## Written task
Copy each line below in which the string "JSON" occurs.

[Start Material]

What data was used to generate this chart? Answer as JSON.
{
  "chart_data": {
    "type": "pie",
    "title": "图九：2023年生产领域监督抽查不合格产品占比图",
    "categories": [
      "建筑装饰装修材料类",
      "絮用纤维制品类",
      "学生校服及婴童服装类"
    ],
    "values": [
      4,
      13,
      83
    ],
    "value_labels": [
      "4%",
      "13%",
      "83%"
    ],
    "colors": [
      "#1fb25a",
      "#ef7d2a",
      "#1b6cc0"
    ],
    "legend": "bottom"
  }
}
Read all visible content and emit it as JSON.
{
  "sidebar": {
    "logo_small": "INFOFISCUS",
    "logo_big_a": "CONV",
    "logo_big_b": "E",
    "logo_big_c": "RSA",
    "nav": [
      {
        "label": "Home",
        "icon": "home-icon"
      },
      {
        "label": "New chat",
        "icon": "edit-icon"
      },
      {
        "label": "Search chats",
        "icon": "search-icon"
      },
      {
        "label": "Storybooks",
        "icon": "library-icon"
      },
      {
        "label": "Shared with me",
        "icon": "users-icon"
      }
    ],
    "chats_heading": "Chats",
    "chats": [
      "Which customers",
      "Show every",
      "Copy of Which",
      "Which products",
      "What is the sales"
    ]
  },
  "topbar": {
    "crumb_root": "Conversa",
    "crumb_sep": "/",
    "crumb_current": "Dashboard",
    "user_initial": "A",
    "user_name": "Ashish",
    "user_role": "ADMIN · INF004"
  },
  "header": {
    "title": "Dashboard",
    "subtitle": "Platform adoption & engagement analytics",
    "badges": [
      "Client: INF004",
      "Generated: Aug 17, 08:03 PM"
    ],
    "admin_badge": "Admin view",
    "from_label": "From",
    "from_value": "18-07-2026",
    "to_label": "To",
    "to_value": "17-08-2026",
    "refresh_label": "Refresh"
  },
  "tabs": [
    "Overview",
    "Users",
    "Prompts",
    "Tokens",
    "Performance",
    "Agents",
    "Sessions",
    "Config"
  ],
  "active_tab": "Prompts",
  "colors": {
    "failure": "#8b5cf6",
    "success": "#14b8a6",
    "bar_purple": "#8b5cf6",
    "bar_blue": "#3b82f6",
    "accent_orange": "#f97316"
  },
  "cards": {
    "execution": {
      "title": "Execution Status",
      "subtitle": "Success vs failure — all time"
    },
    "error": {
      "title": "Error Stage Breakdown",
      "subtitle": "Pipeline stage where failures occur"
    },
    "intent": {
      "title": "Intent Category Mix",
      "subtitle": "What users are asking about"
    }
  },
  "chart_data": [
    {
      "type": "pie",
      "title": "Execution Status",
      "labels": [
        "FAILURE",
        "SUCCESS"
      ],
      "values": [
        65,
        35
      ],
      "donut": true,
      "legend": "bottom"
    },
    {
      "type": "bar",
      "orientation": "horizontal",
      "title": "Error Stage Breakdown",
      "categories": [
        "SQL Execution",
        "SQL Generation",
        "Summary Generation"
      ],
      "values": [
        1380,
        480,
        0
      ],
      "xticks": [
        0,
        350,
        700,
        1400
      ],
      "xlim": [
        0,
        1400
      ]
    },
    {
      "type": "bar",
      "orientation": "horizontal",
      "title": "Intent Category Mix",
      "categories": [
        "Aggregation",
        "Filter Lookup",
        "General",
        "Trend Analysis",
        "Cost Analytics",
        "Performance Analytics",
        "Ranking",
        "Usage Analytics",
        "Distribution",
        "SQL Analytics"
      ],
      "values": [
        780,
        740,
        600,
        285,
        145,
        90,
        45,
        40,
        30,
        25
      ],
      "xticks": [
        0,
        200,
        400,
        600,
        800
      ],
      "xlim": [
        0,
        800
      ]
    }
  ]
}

[End Material]

## Answer for the task
What data was used to generate this chart? Answer as JSON.
Read all visible content and emit it as JSON.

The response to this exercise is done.